##### SUPPLIED INFORMATION
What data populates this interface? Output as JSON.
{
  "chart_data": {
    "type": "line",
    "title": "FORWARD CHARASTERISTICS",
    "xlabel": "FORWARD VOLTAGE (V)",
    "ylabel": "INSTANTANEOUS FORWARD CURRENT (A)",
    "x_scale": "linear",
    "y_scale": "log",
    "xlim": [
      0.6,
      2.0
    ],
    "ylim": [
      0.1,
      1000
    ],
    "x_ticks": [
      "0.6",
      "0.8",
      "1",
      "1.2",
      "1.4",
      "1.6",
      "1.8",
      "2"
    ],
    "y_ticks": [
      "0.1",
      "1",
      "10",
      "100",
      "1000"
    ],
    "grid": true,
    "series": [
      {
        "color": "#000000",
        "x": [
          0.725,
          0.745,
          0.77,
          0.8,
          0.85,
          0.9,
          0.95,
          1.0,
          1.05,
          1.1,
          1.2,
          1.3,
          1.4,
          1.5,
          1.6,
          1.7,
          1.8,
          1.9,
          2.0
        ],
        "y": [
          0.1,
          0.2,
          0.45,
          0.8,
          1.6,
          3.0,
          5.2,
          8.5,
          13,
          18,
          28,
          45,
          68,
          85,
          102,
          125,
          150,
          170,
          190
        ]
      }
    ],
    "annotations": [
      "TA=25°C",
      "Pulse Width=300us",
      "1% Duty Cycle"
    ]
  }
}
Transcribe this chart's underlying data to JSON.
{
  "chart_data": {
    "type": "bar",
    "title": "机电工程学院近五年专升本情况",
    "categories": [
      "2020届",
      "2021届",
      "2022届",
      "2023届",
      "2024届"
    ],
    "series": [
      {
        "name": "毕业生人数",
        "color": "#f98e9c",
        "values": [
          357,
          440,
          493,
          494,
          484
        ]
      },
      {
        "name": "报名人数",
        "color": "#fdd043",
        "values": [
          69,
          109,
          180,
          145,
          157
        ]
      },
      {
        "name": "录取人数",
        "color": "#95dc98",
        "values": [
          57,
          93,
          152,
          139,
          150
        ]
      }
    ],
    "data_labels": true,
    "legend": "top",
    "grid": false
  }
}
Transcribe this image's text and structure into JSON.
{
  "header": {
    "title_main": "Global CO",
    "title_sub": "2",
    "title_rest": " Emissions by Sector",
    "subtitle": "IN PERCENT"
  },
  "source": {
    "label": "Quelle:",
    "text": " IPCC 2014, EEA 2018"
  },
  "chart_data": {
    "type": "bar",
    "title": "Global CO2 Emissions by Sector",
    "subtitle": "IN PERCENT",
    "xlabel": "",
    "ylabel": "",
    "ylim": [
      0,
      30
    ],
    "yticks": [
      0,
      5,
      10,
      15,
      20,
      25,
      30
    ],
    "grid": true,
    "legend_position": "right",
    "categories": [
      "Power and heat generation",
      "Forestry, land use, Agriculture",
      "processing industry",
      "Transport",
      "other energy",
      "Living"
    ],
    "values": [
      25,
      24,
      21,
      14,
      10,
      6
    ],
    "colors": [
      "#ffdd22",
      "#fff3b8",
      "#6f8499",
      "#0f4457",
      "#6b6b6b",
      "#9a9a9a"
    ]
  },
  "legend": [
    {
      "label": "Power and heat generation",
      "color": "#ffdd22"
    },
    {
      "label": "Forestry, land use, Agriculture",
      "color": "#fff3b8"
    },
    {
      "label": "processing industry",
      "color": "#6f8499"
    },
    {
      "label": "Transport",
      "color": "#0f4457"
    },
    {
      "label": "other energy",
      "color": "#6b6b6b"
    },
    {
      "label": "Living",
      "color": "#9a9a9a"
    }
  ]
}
##########
PROBLEM TO WORK ON >>
Each record must be repeated exactly as it is.

OUTPUT FOR THIS TASK >>
What data populates this interface? Output as JSON.
{
  "chart_data": {
    "type": "line",
    "title": "FORWARD CHARASTERISTICS",
    "xlabel": "FORWARD VOLTAGE (V)",
    "ylabel": "INSTANTANEOUS FORWARD CURRENT (A)",
    "x_scale": "linear",
    "y_scale": "log",
    "xlim": [
      0.6,
      2.0
    ],
    "ylim": [
      0.1,
      1000
    ],
    "x_ticks": [
      "0.6",
      "0.8",
      "1",
      "1.2",
      "1.4",
      "1.6",
      "1.8",
      "2"
    ],
    "y_ticks": [
      "0.1",
      "1",
      "10",
      "100",
      "1000"
    ],
    "grid": true,
    "series": [
      {
        "color": "#000000",
        "x": [
          0.725,
          0.745,
          0.77,
          0.8,
          0.85,
          0.9,
          0.95,
          1.0,
          1.05,
          1.1,
          1.2,
          1.3,
          1.4,
          1.5,
          1.6,
          1.7,
          1.8,
          1.9,
          2.0
        ],
        "y": [
          0.1,
          0.2,
          0.45,
          0.8,
          1.6,
          3.0,
          5.2,
          8.5,
          13,
          18,
          28,
          45,
          68,
          85,
          102,
          125,
          150,
          170,
          190
        ]
      }
    ],
    "annotations": [
      "TA=25°C",
      "Pulse Width=300us",
      "1% Duty Cycle"
    ]
  }
}
Transcribe this chart's underlying data to JSON.
{
  "chart_data": {
    "type": "bar",
    "title": "机电工程学院近五年专升本情况",
    "categories": [
      "2020届",
      "2021届",
      "2022届",
      "2023届",
      "2024届"
    ],
    "series": [
      {
        "name": "毕业生人数",
        "color": "#f98e9c",
        "values": [
          357,
          440,
          493,
          494,
          484
        ]
      },
      {
        "name": "报名人数",
        "color": "#fdd043",
        "values": [
          69,
          109,
          180,
          145,
          157
        ]
      },
      {
        "name": "录取人数",
        "color": "#95dc98",
        "values": [
          57,
          93,
          152,
          139,
          150
        ]
      }
    ],
    "data_labels": true,
    "legend": "top",
    "grid": false
  }
}
Transcribe this image's text and structure into JSON.
{
  "header": {
    "title_main": "Global CO",
    "title_sub": "2",
    "title_rest": " Emissions by Sector",
    "subtitle": "IN PERCENT"
  },
  "source": {
    "label": "Quelle:",
    "text": " IPCC 2014, EEA 2018"
  },
  "chart_data": {
    "type": "bar",
    "title": "Global CO2 Emissions by Sector",
    "subtitle": "IN PERCENT",
    "xlabel": "",
    "ylabel": "",
    "ylim": [
      0,
      30
    ],
    "yticks": [
      0,
      5,
      10,
      15,
      20,
      25,
      30
    ],
    "grid": true,
    "legend_position": "right",
    "categories": [
      "Power and heat generation",
      "Forestry, land use, Agriculture",
      "processing industry",
      "Transport",
      "other energy",
      "Living"
    ],
    "values": [
      25,
      24,
      21,
      14,
      10,
      6
    ],
    "colors": [
      "#ffdd22",
      "#fff3b8",
      "#6f8499",
      "#0f4457",
      "#6b6b6b",
      "#9a9a9a"
    ]
  },
  "legend": [
    {
      "label": "Power and heat generation",
      "color": "#ffdd22"
    },
    {
      "label": "Forestry, land use, Agriculture",
      "color": "#fff3b8"
    },
    {
      "label": "processing industry",
      "color": "#6f8499"
    },
    {
      "label": "Transport",
      "color": "#0f4457"
    },
    {
      "label": "other energy",
      "color": "#6b6b6b"
    },
    {
      "label": "Living",
      "color": "#9a9a9a"
    }
  ]
}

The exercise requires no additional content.